* **DIRECTIONS FOR THIS TASK**
Reproduce each of the lines word for word.

* **Extracted records**
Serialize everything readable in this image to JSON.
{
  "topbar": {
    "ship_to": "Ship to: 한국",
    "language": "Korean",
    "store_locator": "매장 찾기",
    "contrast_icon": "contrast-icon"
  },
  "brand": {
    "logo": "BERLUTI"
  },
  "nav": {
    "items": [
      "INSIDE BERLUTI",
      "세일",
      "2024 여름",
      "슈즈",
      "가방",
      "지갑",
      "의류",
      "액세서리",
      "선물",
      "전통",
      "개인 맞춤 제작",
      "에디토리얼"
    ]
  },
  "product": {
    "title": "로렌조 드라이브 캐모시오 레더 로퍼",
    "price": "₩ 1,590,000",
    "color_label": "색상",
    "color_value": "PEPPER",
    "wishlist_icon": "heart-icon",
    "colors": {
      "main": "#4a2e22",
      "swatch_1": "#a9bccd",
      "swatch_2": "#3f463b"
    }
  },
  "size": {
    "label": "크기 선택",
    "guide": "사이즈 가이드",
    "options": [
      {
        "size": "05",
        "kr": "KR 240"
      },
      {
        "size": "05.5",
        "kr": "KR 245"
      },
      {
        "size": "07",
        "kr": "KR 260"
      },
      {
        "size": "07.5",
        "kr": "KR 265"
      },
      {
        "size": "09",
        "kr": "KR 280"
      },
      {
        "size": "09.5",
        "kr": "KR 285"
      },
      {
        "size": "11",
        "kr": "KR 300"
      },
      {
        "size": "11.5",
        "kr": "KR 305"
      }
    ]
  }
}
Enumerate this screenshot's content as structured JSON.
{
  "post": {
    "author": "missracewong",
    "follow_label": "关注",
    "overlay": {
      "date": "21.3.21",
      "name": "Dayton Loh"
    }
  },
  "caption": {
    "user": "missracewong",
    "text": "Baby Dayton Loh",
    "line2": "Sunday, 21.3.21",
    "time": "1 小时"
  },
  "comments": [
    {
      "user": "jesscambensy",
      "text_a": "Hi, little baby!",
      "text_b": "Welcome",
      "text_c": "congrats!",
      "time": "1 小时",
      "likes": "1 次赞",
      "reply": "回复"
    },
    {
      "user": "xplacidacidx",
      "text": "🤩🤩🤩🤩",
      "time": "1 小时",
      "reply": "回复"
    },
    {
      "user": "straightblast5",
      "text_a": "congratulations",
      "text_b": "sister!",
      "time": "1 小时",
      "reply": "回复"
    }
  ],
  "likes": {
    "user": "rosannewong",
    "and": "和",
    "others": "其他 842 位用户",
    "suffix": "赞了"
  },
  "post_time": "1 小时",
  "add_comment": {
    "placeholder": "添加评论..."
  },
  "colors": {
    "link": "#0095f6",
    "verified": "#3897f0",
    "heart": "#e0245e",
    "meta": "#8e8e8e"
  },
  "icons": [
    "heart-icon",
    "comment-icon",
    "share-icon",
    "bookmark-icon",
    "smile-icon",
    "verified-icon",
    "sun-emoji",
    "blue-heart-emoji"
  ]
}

* **THE SOLUTION**
Serialize everything readable in this image to JSON.
{
  "topbar": {
    "ship_to": "Ship to: 한국",
    "language": "Korean",
    "store_locator": "매장 찾기",
    "contrast_icon": "contrast-icon"
  },
  "brand": {
    "logo": "BERLUTI"
  },
  "nav": {
    "items": [
      "INSIDE BERLUTI",
      "세일",
      "2024 여름",
      "슈즈",
      "가방",
      "지갑",
      "의류",
      "액세서리",
      "선물",
      "전통",
      "개인 맞춤 제작",
      "에디토리얼"
    ]
  },
  "product": {
    "title": "로렌조 드라이브 캐모시오 레더 로퍼",
    "price": "₩ 1,590,000",
    "color_label": "색상",
    "color_value": "PEPPER",
    "wishlist_icon": "heart-icon",
    "colors": {
      "main": "#4a2e22",
      "swatch_1": "#a9bccd",
      "swatch_2": "#3f463b"
    }
  },
  "size": {
    "label": "크기 선택",
    "guide": "사이즈 가이드",
    "options": [
      {
        "size": "05",
        "kr": "KR 240"
      },
      {
        "size": "05.5",
        "kr": "KR 245"
      },
      {
        "size": "07",
        "kr": "KR 260"
      },
      {
        "size": "07.5",
        "kr": "KR 265"
      },
      {
        "size": "09",
        "kr": "KR 280"
      },
      {
        "size": "09.5",
        "kr": "KR 285"
      },
      {
        "size": "11",
        "kr": "KR 300"
      },
      {
        "size": "11.5",
        "kr": "KR 305"
      }
    ]
  }
}
Enumerate this screenshot's content as structured JSON.
{
  "post": {
    "author": "missracewong",
    "follow_label": "关注",
    "overlay": {
      "date": "21.3.21",
      "name": "Dayton Loh"
    }
  },
  "caption": {
    "user": "missracewong",
    "text": "Baby Dayton Loh",
    "line2": "Sunday, 21.3.21",
    "time": "1 小时"
  },
  "comments": [
    {
      "user": "jesscambensy",
      "text_a": "Hi, little baby!",
      "text_b": "Welcome",
      "text_c": "congrats!",
      "time": "1 小时",
      "likes": "1 次赞",
      "reply": "回复"
    },
    {
      "user": "xplacidacidx",
      "text": "🤩🤩🤩🤩",
      "time": "1 小时",
      "reply": "回复"
    },
    {
      "user": "straightblast5",
      "text_a": "congratulations",
      "text_b": "sister!",
      "time": "1 小时",
      "reply": "回复"
    }
  ],
  "likes": {
    "user": "rosannewong",
    "and": "和",
    "others": "其他 842 位用户",
    "suffix": "赞了"
  },
  "post_time": "1 小时",
  "add_comment": {
    "placeholder": "添加评论..."
  },
  "colors": {
    "link": "#0095f6",
    "verified": "#3897f0",
    "heart": "#e0245e",
    "meta": "#8e8e8e"
  },
  "icons": [
    "heart-icon",
    "comment-icon",
    "share-icon",
    "bookmark-icon",
    "smile-icon",
    "verified-icon",
    "sun-emoji",
    "blue-heart-emoji"
  ]
}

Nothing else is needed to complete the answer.